◆ AIM ◆
Every record should be copied exactly, except that pictures are to be omitted.

### GIVEN DATA

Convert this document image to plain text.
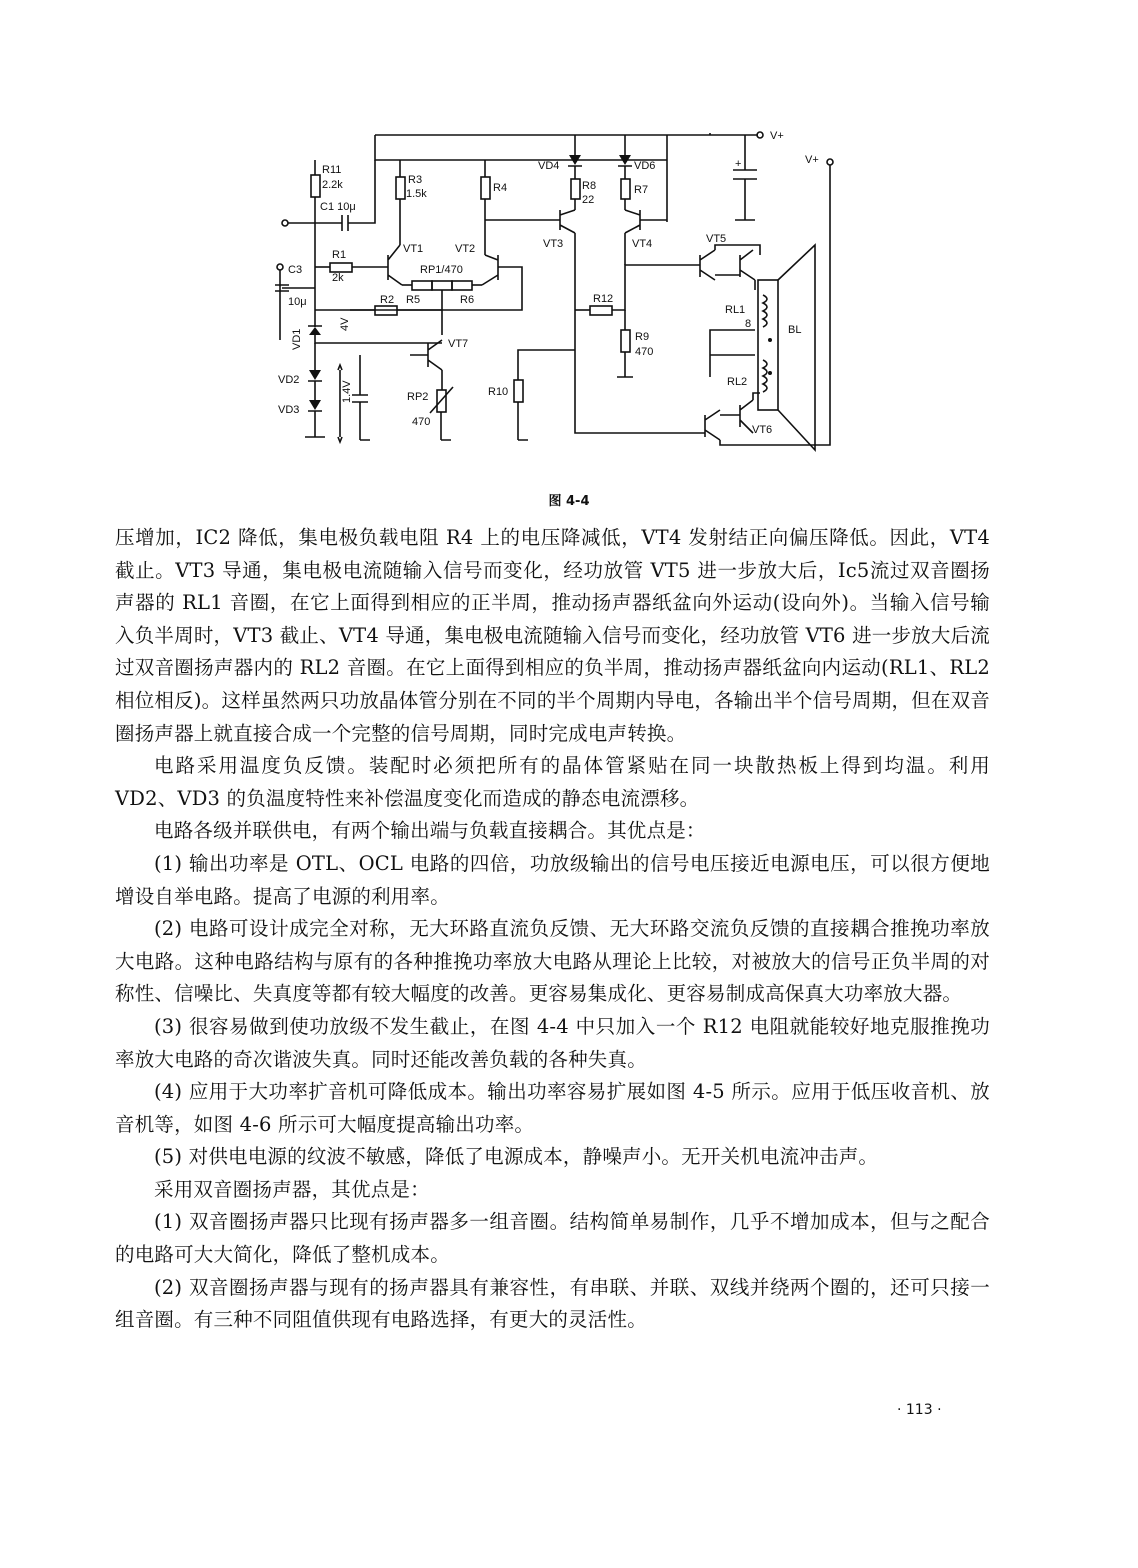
V+
V+
+
R11
2.2k	R3
1.5k	R4
VD4
R8
22
VD6
R7
VT3	VT4
C1 10μ
VT1	VT2
R1
2k
RP1/470
R5	R6
C3
10μ	R2
VD1
4V
VT7
VD2
VD3
1.4V	RP2
470
R12
R9
470
R10
VT5
VT6
RL1
8	BL
RL2
图 4-4

压增加，IC2 降低，集电极负载电阻 R4 上的电压降减低，VT4 发射结正向偏压降低。因此，VT4 截止。VT3 导通，集电极电流随输入信号而变化，经功放管 VT5 进一步放大后，Ic5流过双音圈扬声器的 RL1 音圈，在它上面得到相应的正半周，推动扬声器纸盆向外运动(设向外)。当输入信号输入负半周时，VT3 截止、VT4 导通，集电极电流随输入信号而变化，经功放管 VT6 进一步放大后流过双音圈扬声器内的 RL2 音圈。在它上面得到相应的负半周，推动扬声器纸盆向内运动(RL1、RL2 相位相反)。这样虽然两只功放晶体管分别在不同的半个周期内导电，各输出半个信号周期，但在双音圈扬声器上就直接合成一个完整的信号周期，同时完成电声转换。

电路采用温度负反馈。装配时必须把所有的晶体管紧贴在同一块散热板上得到均温。利用 VD2、VD3 的负温度特性来补偿温度变化而造成的静态电流漂移。

电路各级并联供电，有两个输出端与负载直接耦合。其优点是：

(1) 输出功率是 OTL、OCL 电路的四倍，功放级输出的信号电压接近电源电压，可以很方便地增设自举电路。提高了电源的利用率。

(2) 电路可设计成完全对称，无大环路直流负反馈、无大环路交流负反馈的直接耦合推挽功率放大电路。这种电路结构与原有的各种推挽功率放大电路从理论上比较，对被放大的信号正负半周的对称性、信噪比、失真度等都有较大幅度的改善。更容易集成化、更容易制成高保真大功率放大器。

(3) 很容易做到使功放级不发生截止，在图 4-4 中只加入一个 R12 电阻就能较好地克服推挽功率放大电路的奇次谐波失真。同时还能改善负载的各种失真。

(4) 应用于大功率扩音机可降低成本。输出功率容易扩展如图 4-5 所示。应用于低压收音机、放音机等，如图 4-6 所示可大幅度提高输出功率。

(5) 对供电电源的纹波不敏感，降低了电源成本，静噪声小。无开关机电流冲击声。

采用双音圈扬声器，其优点是：

(1) 双音圈扬声器只比现有扬声器多一组音圈。结构简单易制作，几乎不增加成本，但与之配合的电路可大大简化，降低了整机成本。

(2) 双音圈扬声器与现有的扬声器具有兼容性，有串联、并联、双线并绕两个圈的，还可只接一组音圈。有三种不同阻值供现有电路选择，有更大的灵活性。

· 113 ·
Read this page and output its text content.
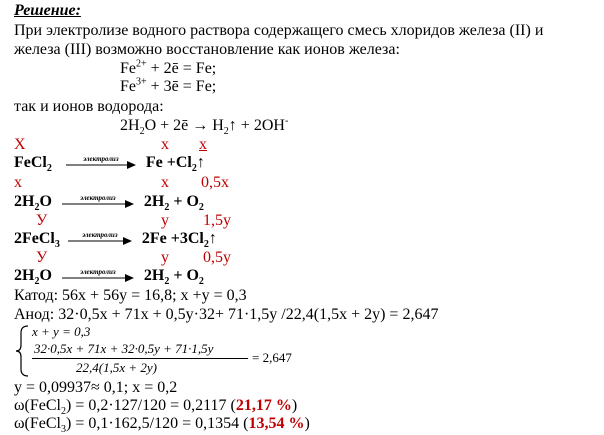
Решение:
При электролизе водного раствора содержащего смесь хлоридов железа (II) и
железа (III) возможно восстановление как ионов железа:
$Fe^{2+}$ + 2ē = Fe;
$Fe^{3+}$ + 3ē = Fe;
так и ионов водорода:
$2H_2O$ + 2ē → $H_2↑ + 2OH^-$
X	x x
FeCl$_2$
электролиз	$Fe +Cl_2↑$
x	x 0,5x
$2H_2O$	электролиз	$2H_2 + O_2$
У	y 1,5y
2FeCl$_3$
электролиз	$2Fe +3Cl_2↑$
У	y 0,5y
$2H_2O$	электролиз	$2H_2 + O_2$
Катод: 56x + 56y = 16,8; x +y = 0,3
Анод: 32·0,5x + 71x + 0,5y·32+ 71·1,5y /22,4(1,5x + 2y) = 2,647
x + y = 0,3
32·0,5x + 71x + 32·0,5y + 71·1,5y
22,4(1,5x + 2y)
= 2,647
y = 0,09937≈ 0,1; x = 0,2
ω(FeCl$_2$) = 0,2·127/120 = 0,2117 (21,17 %)
ω(FeCl$_3$) = 0,1·162,5/120 = 0,1354 (13,54 %)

######

◆ EXERCISE ANSWER ◆
Convert this document image to plain text.
V+
V+
+
R11
2.2k	R3
1.5k	R4
VD4
R8
22
VD6
R7
VT3	VT4
C1 10μ
VT1	VT2
R1
2k
RP1/470
R5	R6
C3
10μ	R2
VD1
4V
VT7
VD2
VD3
1.4V	RP2
470
R12
R9
470
R10
VT5
VT6
RL1
8	BL
RL2
图 4-4

压增加，IC2 降低，集电极负载电阻 R4 上的电压降减低，VT4 发射结正向偏压降低。因此，VT4 截止。VT3 导通，集电极电流随输入信号而变化，经功放管 VT5 进一步放大后，Ic5流过双音圈扬声器的 RL1 音圈，在它上面得到相应的正半周，推动扬声器纸盆向外运动(设向外)。当输入信号输入负半周时，VT3 截止、VT4 导通，集电极电流随输入信号而变化，经功放管 VT6 进一步放大后流过双音圈扬声器内的 RL2 音圈。在它上面得到相应的负半周，推动扬声器纸盆向内运动(RL1、RL2 相位相反)。这样虽然两只功放晶体管分别在不同的半个周期内导电，各输出半个信号周期，但在双音圈扬声器上就直接合成一个完整的信号周期，同时完成电声转换。

电路采用温度负反馈。装配时必须把所有的晶体管紧贴在同一块散热板上得到均温。利用 VD2、VD3 的负温度特性来补偿温度变化而造成的静态电流漂移。

电路各级并联供电，有两个输出端与负载直接耦合。其优点是：

(1) 输出功率是 OTL、OCL 电路的四倍，功放级输出的信号电压接近电源电压，可以很方便地增设自举电路。提高了电源的利用率。

(2) 电路可设计成完全对称，无大环路直流负反馈、无大环路交流负反馈的直接耦合推挽功率放大电路。这种电路结构与原有的各种推挽功率放大电路从理论上比较，对被放大的信号正负半周的对称性、信噪比、失真度等都有较大幅度的改善。更容易集成化、更容易制成高保真大功率放大器。

(3) 很容易做到使功放级不发生截止，在图 4-4 中只加入一个 R12 电阻就能较好地克服推挽功率放大电路的奇次谐波失真。同时还能改善负载的各种失真。

(4) 应用于大功率扩音机可降低成本。输出功率容易扩展如图 4-5 所示。应用于低压收音机、放音机等，如图 4-6 所示可大幅度提高输出功率。

(5) 对供电电源的纹波不敏感，降低了电源成本，静噪声小。无开关机电流冲击声。

采用双音圈扬声器，其优点是：

(1) 双音圈扬声器只比现有扬声器多一组音圈。结构简单易制作，几乎不增加成本，但与之配合的电路可大大简化，降低了整机成本。

(2) 双音圈扬声器与现有的扬声器具有兼容性，有串联、并联、双线并绕两个圈的，还可只接一组音圈。有三种不同阻值供现有电路选择，有更大的灵活性。

· 113 ·
Read this page and output its text content.
Решение:
При электролизе водного раствора содержащего смесь хлоридов железа (II) и
железа (III) возможно восстановление как ионов железа:
$Fe^{2+}$ + 2ē = Fe;
$Fe^{3+}$ + 3ē = Fe;
так и ионов водорода:
$2H_2O$ + 2ē → $H_2↑ + 2OH^-$
X	x x
FeCl$_2$
электролиз	$Fe +Cl_2↑$
x	x 0,5x
$2H_2O$	электролиз	$2H_2 + O_2$
У	y 1,5y
2FeCl$_3$
электролиз	$2Fe +3Cl_2↑$
У	y 0,5y
$2H_2O$	электролиз	$2H_2 + O_2$
Катод: 56x + 56y = 16,8; x +y = 0,3
Анод: 32·0,5x + 71x + 0,5y·32+ 71·1,5y /22,4(1,5x + 2y) = 2,647
x + y = 0,3
32·0,5x + 71x + 32·0,5y + 71·1,5y
22,4(1,5x + 2y)
= 2,647
y = 0,09937≈ 0,1; x = 0,2
ω(FeCl$_2$) = 0,2·127/120 = 0,2117 (21,17 %)
ω(FeCl$_3$) = 0,1·162,5/120 = 0,1354 (13,54 %)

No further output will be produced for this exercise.